▶ **Problem requirements**:
Give every line back verbatim, dropping all images.
#####
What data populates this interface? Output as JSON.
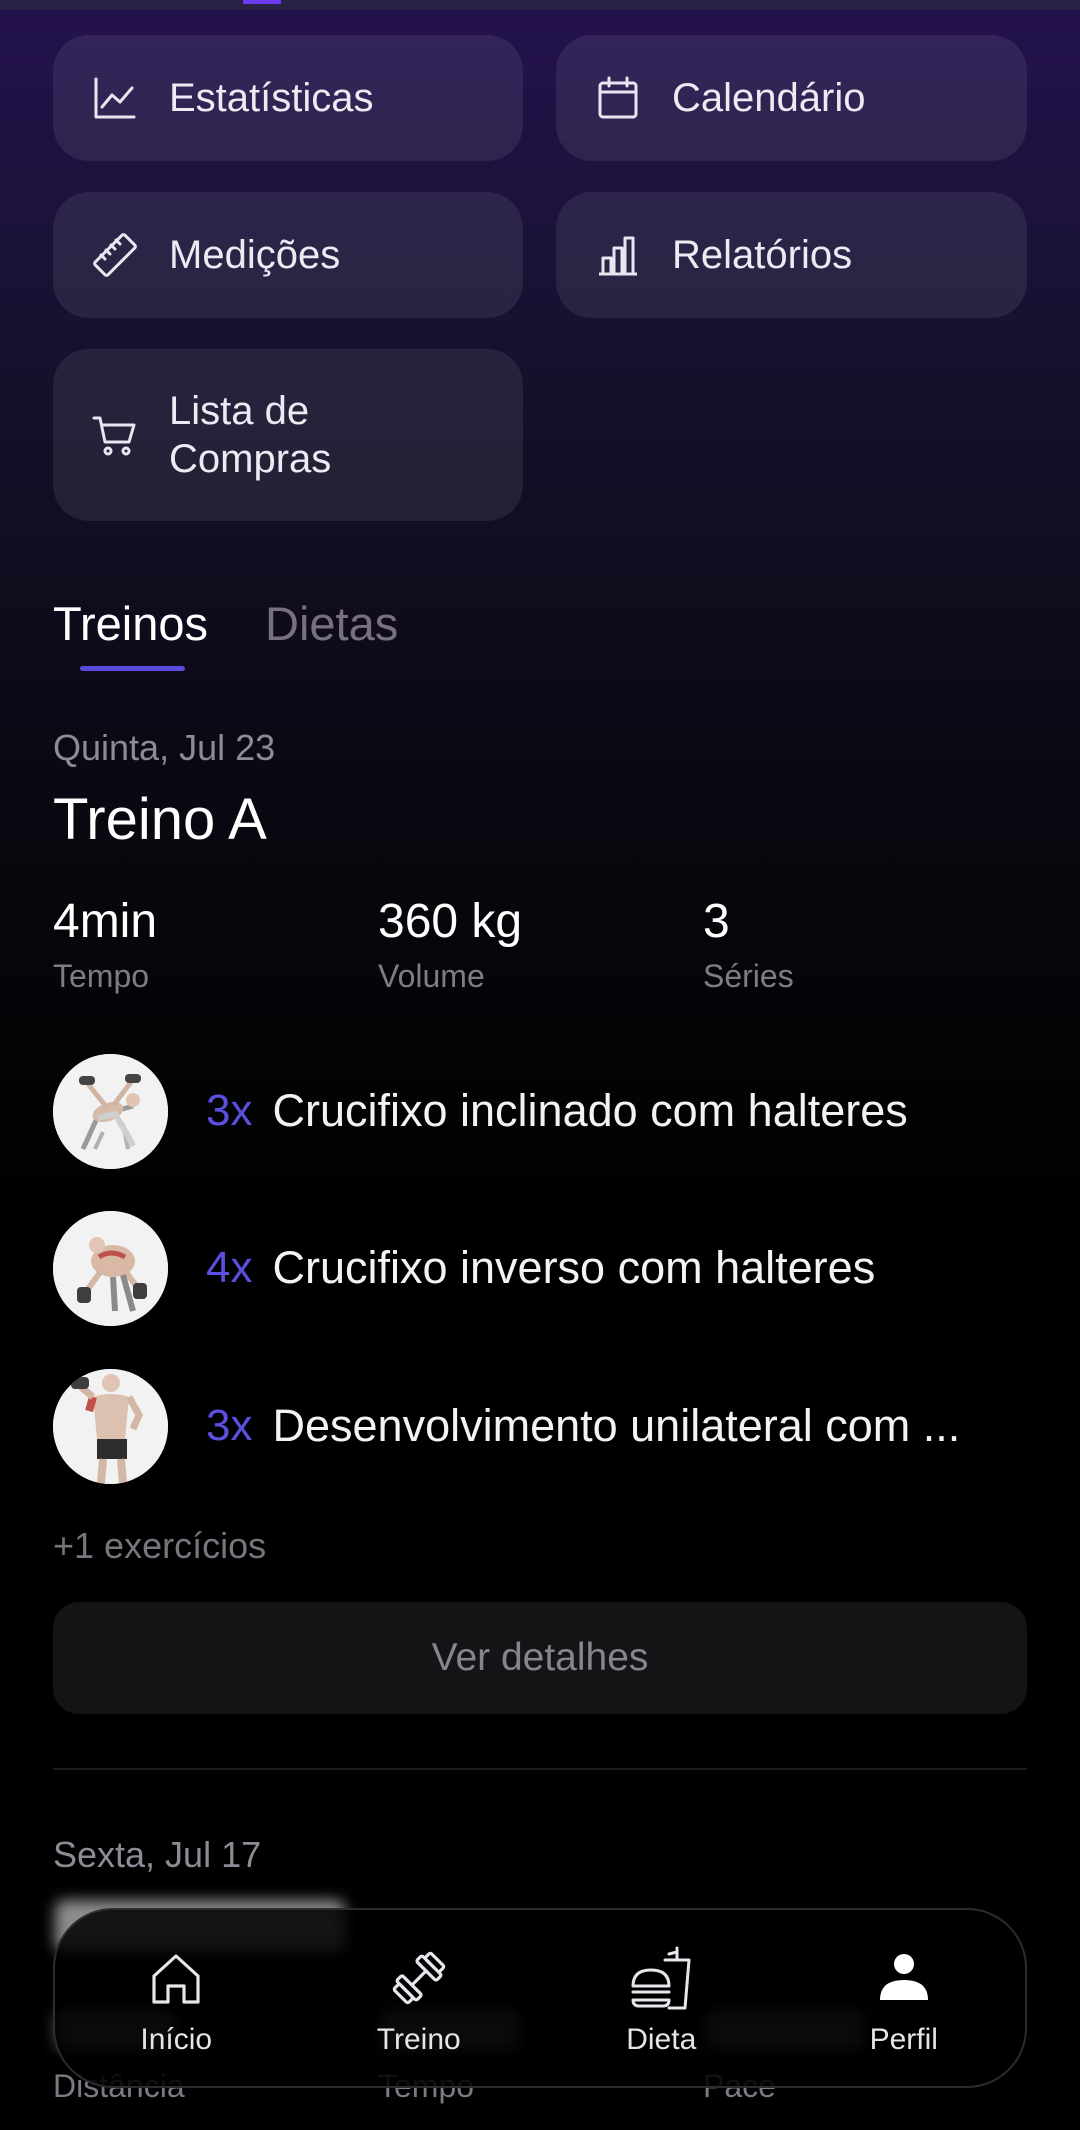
{
  "quick_actions": [
    {
      "label": "Estatísticas",
      "icon": "line-chart-icon"
    },
    {
      "label": "Calendário",
      "icon": "calendar-icon"
    },
    {
      "label": "Medições",
      "icon": "ruler-icon"
    },
    {
      "label": "Relatórios",
      "icon": "bar-chart-icon"
    },
    {
      "label_line1": "Lista de",
      "label_line2": "Compras",
      "icon": "cart-icon"
    }
  ],
  "tabs": [
    {
      "label": "Treinos",
      "active": true
    },
    {
      "label": "Dietas",
      "active": false
    }
  ],
  "workout": {
    "date": "Quinta, Jul 23",
    "title": "Treino A",
    "stats": [
      {
        "value": "4min",
        "label": "Tempo"
      },
      {
        "value": "360 kg",
        "label": "Volume"
      },
      {
        "value": "3",
        "label": "Séries"
      }
    ],
    "exercises": [
      {
        "count": "3x",
        "name": "Crucifixo inclinado com halteres"
      },
      {
        "count": "4x",
        "name": "Crucifixo inverso com halteres"
      },
      {
        "count": "3x",
        "name": "Desenvolvimento unilateral com ..."
      }
    ],
    "more": "+1 exercícios",
    "details_button": "Ver detalhes"
  },
  "next_workout": {
    "date": "Sexta, Jul 17",
    "stat_labels": [
      "Distância",
      "Tempo",
      "Pace"
    ]
  },
  "bottom_nav": [
    {
      "label": "Início",
      "icon": "home-icon"
    },
    {
      "label": "Treino",
      "icon": "dumbbell-icon"
    },
    {
      "label": "Dieta",
      "icon": "food-icon"
    },
    {
      "label": "Perfil",
      "icon": "person-icon"
    }
  ],
  "colors": {
    "accent": "#5b4fe0",
    "card_bg": "#2a2440",
    "tab_underline": "#5a4bdc"
  }
}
#####
▶ **Full answer**:
What data populates this interface? Output as JSON.
{
  "quick_actions": [
    {
      "label": "Estatísticas",
      "icon": "line-chart-icon"
    },
    {
      "label": "Calendário",
      "icon": "calendar-icon"
    },
    {
      "label": "Medições",
      "icon": "ruler-icon"
    },
    {
      "label": "Relatórios",
      "icon": "bar-chart-icon"
    },
    {
      "label_line1": "Lista de",
      "label_line2": "Compras",
      "icon": "cart-icon"
    }
  ],
  "tabs": [
    {
      "label": "Treinos",
      "active": true
    },
    {
      "label": "Dietas",
      "active": false
    }
  ],
  "workout": {
    "date": "Quinta, Jul 23",
    "title": "Treino A",
    "stats": [
      {
        "value": "4min",
        "label": "Tempo"
      },
      {
        "value": "360 kg",
        "label": "Volume"
      },
      {
        "value": "3",
        "label": "Séries"
      }
    ],
    "exercises": [
      {
        "count": "3x",
        "name": "Crucifixo inclinado com halteres"
      },
      {
        "count": "4x",
        "name": "Crucifixo inverso com halteres"
      },
      {
        "count": "3x",
        "name": "Desenvolvimento unilateral com ..."
      }
    ],
    "more": "+1 exercícios",
    "details_button": "Ver detalhes"
  },
  "next_workout": {
    "date": "Sexta, Jul 17",
    "stat_labels": [
      "Distância",
      "Tempo",
      "Pace"
    ]
  },
  "bottom_nav": [
    {
      "label": "Início",
      "icon": "home-icon"
    },
    {
      "label": "Treino",
      "icon": "dumbbell-icon"
    },
    {
      "label": "Dieta",
      "icon": "food-icon"
    },
    {
      "label": "Perfil",
      "icon": "person-icon"
    }
  ],
  "colors": {
    "accent": "#5b4fe0",
    "card_bg": "#2a2440",
    "tab_underline": "#5a4bdc"
  }
}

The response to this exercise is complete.